→ **What you will do**
Search the material for the string "subjects" and copy each line where it occurs.

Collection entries
□ □ □ □ □

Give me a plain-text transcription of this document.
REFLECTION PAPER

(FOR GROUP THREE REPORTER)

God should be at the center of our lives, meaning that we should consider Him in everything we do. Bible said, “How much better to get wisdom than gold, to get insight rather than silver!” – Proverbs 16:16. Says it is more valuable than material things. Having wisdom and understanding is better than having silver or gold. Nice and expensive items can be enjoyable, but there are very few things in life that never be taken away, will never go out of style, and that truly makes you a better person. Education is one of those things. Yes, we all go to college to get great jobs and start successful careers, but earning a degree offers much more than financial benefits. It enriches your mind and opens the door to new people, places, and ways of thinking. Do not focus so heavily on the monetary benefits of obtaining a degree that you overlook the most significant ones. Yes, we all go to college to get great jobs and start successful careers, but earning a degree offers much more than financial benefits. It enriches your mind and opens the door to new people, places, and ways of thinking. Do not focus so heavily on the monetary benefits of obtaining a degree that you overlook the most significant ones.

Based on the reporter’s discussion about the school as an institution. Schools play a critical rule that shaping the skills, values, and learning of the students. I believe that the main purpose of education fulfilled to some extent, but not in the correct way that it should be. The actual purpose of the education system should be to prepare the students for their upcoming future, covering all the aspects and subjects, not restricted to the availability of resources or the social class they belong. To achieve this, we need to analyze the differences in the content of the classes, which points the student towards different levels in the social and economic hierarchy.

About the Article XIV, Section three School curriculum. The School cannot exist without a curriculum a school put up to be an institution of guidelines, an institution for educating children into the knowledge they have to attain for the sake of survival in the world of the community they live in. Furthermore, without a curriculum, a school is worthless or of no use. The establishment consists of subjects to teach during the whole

□ □ □ □ □

→ **Reply to the exercise**
Based on the reporter’s discussion about the school as an institution. Schools play a critical rule that shaping the skills, values, and learning of the students. I believe that the main purpose of education fulfilled to some extent, but not in the correct way that it should be. The actual purpose of the education system should be to prepare the students for their upcoming future, covering all the aspects and subjects, not restricted to the availability of resources or the social class they belong. To achieve this, we need to analyze the differences in the content of the classes, which points the student towards different levels in the social and economic hierarchy.
About the Article XIV, Section three School curriculum. The School cannot exist without a curriculum a school put up to be an institution of guidelines, an institution for educating children into the knowledge they have to attain for the sake of survival in the world of the community they live in. Furthermore, without a curriculum, a school is worthless or of no use. The establishment consists of subjects to teach during the whole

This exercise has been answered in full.